| INPUT |
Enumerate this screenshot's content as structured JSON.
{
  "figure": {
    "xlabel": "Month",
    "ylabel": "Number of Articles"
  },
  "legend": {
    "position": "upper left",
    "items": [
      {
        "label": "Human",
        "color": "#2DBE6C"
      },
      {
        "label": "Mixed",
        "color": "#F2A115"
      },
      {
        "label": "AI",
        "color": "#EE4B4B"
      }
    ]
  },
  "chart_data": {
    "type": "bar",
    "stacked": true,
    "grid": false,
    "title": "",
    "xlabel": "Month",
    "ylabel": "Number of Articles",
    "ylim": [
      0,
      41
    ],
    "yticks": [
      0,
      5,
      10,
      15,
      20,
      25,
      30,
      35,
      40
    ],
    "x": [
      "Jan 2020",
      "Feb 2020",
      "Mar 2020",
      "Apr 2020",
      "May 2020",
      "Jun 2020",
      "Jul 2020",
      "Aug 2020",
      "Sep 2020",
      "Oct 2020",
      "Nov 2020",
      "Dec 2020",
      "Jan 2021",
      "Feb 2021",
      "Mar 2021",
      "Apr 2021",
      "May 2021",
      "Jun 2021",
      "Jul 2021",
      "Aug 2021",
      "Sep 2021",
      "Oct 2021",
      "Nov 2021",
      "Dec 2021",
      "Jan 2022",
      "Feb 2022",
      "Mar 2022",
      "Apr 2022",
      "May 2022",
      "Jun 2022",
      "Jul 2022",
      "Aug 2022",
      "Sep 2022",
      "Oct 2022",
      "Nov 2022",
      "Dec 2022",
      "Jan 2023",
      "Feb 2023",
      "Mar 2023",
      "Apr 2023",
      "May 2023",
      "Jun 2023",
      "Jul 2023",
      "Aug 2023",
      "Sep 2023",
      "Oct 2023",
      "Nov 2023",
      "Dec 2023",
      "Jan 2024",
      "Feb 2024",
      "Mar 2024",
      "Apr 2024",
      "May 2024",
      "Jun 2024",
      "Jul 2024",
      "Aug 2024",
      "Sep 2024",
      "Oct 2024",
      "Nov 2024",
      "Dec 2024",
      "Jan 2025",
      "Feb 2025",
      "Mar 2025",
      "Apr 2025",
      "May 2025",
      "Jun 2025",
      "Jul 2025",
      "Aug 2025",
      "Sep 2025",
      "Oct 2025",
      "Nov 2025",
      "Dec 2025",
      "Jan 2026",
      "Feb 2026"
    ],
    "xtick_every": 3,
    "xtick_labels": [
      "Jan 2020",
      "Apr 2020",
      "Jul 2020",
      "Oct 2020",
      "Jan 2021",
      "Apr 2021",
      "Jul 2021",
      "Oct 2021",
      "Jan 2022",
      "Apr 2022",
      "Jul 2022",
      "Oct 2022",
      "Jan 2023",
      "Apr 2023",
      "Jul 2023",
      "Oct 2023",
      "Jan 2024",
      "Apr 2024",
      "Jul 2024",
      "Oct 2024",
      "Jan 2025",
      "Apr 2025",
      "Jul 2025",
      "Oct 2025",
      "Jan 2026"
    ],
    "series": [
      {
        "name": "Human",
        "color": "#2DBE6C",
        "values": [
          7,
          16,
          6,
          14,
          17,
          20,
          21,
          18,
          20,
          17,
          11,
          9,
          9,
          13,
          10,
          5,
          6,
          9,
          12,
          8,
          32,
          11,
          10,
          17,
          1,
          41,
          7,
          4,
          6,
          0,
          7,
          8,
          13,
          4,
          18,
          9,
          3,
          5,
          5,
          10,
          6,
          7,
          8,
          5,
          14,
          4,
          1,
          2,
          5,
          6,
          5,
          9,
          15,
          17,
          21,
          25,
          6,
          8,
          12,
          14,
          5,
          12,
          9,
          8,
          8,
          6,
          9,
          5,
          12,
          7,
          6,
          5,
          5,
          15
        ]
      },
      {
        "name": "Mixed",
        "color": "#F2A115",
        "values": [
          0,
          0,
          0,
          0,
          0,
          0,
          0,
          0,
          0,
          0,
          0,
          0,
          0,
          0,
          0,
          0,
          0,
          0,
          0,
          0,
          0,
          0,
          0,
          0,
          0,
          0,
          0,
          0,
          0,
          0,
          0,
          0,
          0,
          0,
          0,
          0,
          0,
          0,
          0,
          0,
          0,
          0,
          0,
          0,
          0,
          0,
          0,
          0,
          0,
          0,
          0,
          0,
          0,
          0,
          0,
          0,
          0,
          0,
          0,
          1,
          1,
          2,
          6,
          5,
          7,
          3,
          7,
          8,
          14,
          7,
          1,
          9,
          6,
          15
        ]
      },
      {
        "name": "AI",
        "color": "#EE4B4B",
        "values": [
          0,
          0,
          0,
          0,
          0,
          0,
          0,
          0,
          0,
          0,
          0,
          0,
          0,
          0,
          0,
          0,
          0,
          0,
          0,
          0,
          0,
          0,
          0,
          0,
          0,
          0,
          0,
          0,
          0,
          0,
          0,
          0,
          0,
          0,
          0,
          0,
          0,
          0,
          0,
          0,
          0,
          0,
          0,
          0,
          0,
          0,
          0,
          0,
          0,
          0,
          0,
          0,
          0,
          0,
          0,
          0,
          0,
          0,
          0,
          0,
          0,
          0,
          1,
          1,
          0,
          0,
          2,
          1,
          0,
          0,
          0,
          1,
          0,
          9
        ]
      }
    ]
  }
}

| REQUIRED WORK |
Could you transcribe the records in full, exactly?

| TASK RESPONSE |
Enumerate this screenshot's content as structured JSON.
{
  "figure": {
    "xlabel": "Month",
    "ylabel": "Number of Articles"
  },
  "legend": {
    "position": "upper left",
    "items": [
      {
        "label": "Human",
        "color": "#2DBE6C"
      },
      {
        "label": "Mixed",
        "color": "#F2A115"
      },
      {
        "label": "AI",
        "color": "#EE4B4B"
      }
    ]
  },
  "chart_data": {
    "type": "bar",
    "stacked": true,
    "grid": false,
    "title": "",
    "xlabel": "Month",
    "ylabel": "Number of Articles",
    "ylim": [
      0,
      41
    ],
    "yticks": [
      0,
      5,
      10,
      15,
      20,
      25,
      30,
      35,
      40
    ],
    "x": [
      "Jan 2020",
      "Feb 2020",
      "Mar 2020",
      "Apr 2020",
      "May 2020",
      "Jun 2020",
      "Jul 2020",
      "Aug 2020",
      "Sep 2020",
      "Oct 2020",
      "Nov 2020",
      "Dec 2020",
      "Jan 2021",
      "Feb 2021",
      "Mar 2021",
      "Apr 2021",
      "May 2021",
      "Jun 2021",
      "Jul 2021",
      "Aug 2021",
      "Sep 2021",
      "Oct 2021",
      "Nov 2021",
      "Dec 2021",
      "Jan 2022",
      "Feb 2022",
      "Mar 2022",
      "Apr 2022",
      "May 2022",
      "Jun 2022",
      "Jul 2022",
      "Aug 2022",
      "Sep 2022",
      "Oct 2022",
      "Nov 2022",
      "Dec 2022",
      "Jan 2023",
      "Feb 2023",
      "Mar 2023",
      "Apr 2023",
      "May 2023",
      "Jun 2023",
      "Jul 2023",
      "Aug 2023",
      "Sep 2023",
      "Oct 2023",
      "Nov 2023",
      "Dec 2023",
      "Jan 2024",
      "Feb 2024",
      "Mar 2024",
      "Apr 2024",
      "May 2024",
      "Jun 2024",
      "Jul 2024",
      "Aug 2024",
      "Sep 2024",
      "Oct 2024",
      "Nov 2024",
      "Dec 2024",
      "Jan 2025",
      "Feb 2025",
      "Mar 2025",
      "Apr 2025",
      "May 2025",
      "Jun 2025",
      "Jul 2025",
      "Aug 2025",
      "Sep 2025",
      "Oct 2025",
      "Nov 2025",
      "Dec 2025",
      "Jan 2026",
      "Feb 2026"
    ],
    "xtick_every": 3,
    "xtick_labels": [
      "Jan 2020",
      "Apr 2020",
      "Jul 2020",
      "Oct 2020",
      "Jan 2021",
      "Apr 2021",
      "Jul 2021",
      "Oct 2021",
      "Jan 2022",
      "Apr 2022",
      "Jul 2022",
      "Oct 2022",
      "Jan 2023",
      "Apr 2023",
      "Jul 2023",
      "Oct 2023",
      "Jan 2024",
      "Apr 2024",
      "Jul 2024",
      "Oct 2024",
      "Jan 2025",
      "Apr 2025",
      "Jul 2025",
      "Oct 2025",
      "Jan 2026"
    ],
    "series": [
      {
        "name": "Human",
        "color": "#2DBE6C",
        "values": [
          7,
          16,
          6,
          14,
          17,
          20,
          21,
          18,
          20,
          17,
          11,
          9,
          9,
          13,
          10,
          5,
          6,
          9,
          12,
          8,
          32,
          11,
          10,
          17,
          1,
          41,
          7,
          4,
          6,
          0,
          7,
          8,
          13,
          4,
          18,
          9,
          3,
          5,
          5,
          10,
          6,
          7,
          8,
          5,
          14,
          4,
          1,
          2,
          5,
          6,
          5,
          9,
          15,
          17,
          21,
          25,
          6,
          8,
          12,
          14,
          5,
          12,
          9,
          8,
          8,
          6,
          9,
          5,
          12,
          7,
          6,
          5,
          5,
          15
        ]
      },
      {
        "name": "Mixed",
        "color": "#F2A115",
        "values": [
          0,
          0,
          0,
          0,
          0,
          0,
          0,
          0,
          0,
          0,
          0,
          0,
          0,
          0,
          0,
          0,
          0,
          0,
          0,
          0,
          0,
          0,
          0,
          0,
          0,
          0,
          0,
          0,
          0,
          0,
          0,
          0,
          0,
          0,
          0,
          0,
          0,
          0,
          0,
          0,
          0,
          0,
          0,
          0,
          0,
          0,
          0,
          0,
          0,
          0,
          0,
          0,
          0,
          0,
          0,
          0,
          0,
          0,
          0,
          1,
          1,
          2,
          6,
          5,
          7,
          3,
          7,
          8,
          14,
          7,
          1,
          9,
          6,
          15
        ]
      },
      {
        "name": "AI",
        "color": "#EE4B4B",
        "values": [
          0,
          0,
          0,
          0,
          0,
          0,
          0,
          0,
          0,
          0,
          0,
          0,
          0,
          0,
          0,
          0,
          0,
          0,
          0,
          0,
          0,
          0,
          0,
          0,
          0,
          0,
          0,
          0,
          0,
          0,
          0,
          0,
          0,
          0,
          0,
          0,
          0,
          0,
          0,
          0,
          0,
          0,
          0,
          0,
          0,
          0,
          0,
          0,
          0,
          0,
          0,
          0,
          0,
          0,
          0,
          0,
          0,
          0,
          0,
          0,
          0,
          0,
          1,
          1,
          0,
          0,
          2,
          1,
          0,
          0,
          0,
          1,
          0,
          9
        ]
      }
    ]
  }
}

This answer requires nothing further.